Entries with figure data

============

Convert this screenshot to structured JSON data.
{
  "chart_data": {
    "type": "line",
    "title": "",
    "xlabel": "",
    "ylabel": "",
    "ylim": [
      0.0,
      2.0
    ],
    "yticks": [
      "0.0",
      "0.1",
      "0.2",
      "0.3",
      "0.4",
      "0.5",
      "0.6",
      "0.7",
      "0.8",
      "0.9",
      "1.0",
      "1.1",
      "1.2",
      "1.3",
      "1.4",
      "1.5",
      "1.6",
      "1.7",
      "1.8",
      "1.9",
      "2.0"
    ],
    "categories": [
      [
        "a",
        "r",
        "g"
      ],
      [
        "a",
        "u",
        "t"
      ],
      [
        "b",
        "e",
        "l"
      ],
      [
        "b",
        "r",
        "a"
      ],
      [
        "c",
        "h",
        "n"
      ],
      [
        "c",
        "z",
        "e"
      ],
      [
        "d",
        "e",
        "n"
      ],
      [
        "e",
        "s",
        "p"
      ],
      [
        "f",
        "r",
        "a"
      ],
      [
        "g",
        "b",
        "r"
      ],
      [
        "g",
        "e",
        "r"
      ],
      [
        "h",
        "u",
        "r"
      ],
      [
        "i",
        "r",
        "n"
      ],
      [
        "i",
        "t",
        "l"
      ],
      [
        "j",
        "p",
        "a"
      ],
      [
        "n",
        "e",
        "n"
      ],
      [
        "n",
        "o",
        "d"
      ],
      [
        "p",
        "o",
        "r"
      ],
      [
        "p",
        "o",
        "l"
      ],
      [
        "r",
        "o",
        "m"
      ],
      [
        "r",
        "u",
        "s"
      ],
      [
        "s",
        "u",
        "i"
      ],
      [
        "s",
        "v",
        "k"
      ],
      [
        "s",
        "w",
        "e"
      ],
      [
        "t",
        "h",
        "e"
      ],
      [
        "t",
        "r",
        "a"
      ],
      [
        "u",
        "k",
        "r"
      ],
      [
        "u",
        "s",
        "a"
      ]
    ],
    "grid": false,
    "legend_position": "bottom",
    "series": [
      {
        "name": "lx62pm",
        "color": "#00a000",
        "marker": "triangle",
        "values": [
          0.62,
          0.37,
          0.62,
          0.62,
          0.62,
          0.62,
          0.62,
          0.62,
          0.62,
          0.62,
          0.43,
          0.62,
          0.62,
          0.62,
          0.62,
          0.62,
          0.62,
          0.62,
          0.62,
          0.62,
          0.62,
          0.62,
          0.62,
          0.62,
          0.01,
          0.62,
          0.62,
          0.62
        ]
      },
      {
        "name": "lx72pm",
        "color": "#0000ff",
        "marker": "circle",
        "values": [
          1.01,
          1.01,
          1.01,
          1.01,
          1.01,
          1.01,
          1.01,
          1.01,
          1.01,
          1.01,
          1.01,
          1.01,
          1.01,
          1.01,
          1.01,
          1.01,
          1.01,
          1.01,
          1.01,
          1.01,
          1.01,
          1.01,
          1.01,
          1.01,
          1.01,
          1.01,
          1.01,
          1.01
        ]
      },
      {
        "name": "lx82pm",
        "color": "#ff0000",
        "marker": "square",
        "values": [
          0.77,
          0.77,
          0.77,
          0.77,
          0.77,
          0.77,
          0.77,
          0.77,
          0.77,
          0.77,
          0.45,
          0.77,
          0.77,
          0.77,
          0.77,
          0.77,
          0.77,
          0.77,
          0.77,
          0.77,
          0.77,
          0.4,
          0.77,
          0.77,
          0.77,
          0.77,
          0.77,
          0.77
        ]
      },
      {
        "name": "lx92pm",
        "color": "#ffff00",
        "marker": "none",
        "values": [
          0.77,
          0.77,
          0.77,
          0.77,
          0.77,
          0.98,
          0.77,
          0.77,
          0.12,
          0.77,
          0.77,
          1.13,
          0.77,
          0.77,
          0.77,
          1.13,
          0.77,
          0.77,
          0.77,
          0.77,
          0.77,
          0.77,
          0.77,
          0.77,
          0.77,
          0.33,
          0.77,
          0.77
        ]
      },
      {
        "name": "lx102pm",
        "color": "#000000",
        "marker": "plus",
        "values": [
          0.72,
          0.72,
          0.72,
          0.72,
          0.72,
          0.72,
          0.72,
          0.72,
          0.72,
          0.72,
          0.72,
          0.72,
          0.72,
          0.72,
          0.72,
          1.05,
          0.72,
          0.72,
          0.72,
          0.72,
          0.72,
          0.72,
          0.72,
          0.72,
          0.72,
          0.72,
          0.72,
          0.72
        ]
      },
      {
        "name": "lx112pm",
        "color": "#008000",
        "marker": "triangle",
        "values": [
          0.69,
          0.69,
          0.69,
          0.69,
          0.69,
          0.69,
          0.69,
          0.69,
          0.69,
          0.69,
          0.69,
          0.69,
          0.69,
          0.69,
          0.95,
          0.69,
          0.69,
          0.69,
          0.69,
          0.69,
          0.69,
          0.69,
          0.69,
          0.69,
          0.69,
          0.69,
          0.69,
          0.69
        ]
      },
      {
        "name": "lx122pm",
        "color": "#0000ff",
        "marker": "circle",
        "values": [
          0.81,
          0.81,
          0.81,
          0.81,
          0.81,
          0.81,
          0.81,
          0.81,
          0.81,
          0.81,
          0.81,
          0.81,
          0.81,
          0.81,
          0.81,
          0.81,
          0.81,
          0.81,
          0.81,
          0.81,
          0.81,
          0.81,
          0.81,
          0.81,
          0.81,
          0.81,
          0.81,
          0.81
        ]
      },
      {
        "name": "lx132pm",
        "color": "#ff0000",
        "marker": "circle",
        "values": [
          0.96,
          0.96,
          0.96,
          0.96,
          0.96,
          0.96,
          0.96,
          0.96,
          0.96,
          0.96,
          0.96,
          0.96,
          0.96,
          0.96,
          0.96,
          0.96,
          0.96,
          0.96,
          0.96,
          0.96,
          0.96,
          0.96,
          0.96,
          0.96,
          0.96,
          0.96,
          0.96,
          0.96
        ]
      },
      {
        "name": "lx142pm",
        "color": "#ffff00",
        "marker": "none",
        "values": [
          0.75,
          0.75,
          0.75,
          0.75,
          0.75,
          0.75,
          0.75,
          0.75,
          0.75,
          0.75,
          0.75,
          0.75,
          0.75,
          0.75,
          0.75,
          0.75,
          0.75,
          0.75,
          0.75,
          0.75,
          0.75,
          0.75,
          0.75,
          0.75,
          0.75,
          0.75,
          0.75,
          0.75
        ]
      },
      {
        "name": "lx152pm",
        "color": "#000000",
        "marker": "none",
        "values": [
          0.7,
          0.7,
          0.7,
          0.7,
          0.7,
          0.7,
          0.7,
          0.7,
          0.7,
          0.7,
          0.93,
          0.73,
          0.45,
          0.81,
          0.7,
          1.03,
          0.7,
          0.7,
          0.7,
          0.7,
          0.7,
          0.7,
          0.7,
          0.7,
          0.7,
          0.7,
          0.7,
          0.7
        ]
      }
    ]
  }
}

============

### Your instructions
From the listing above, report the number of lines containing the string "name", without any accompanying remarks.

### Exercise response
10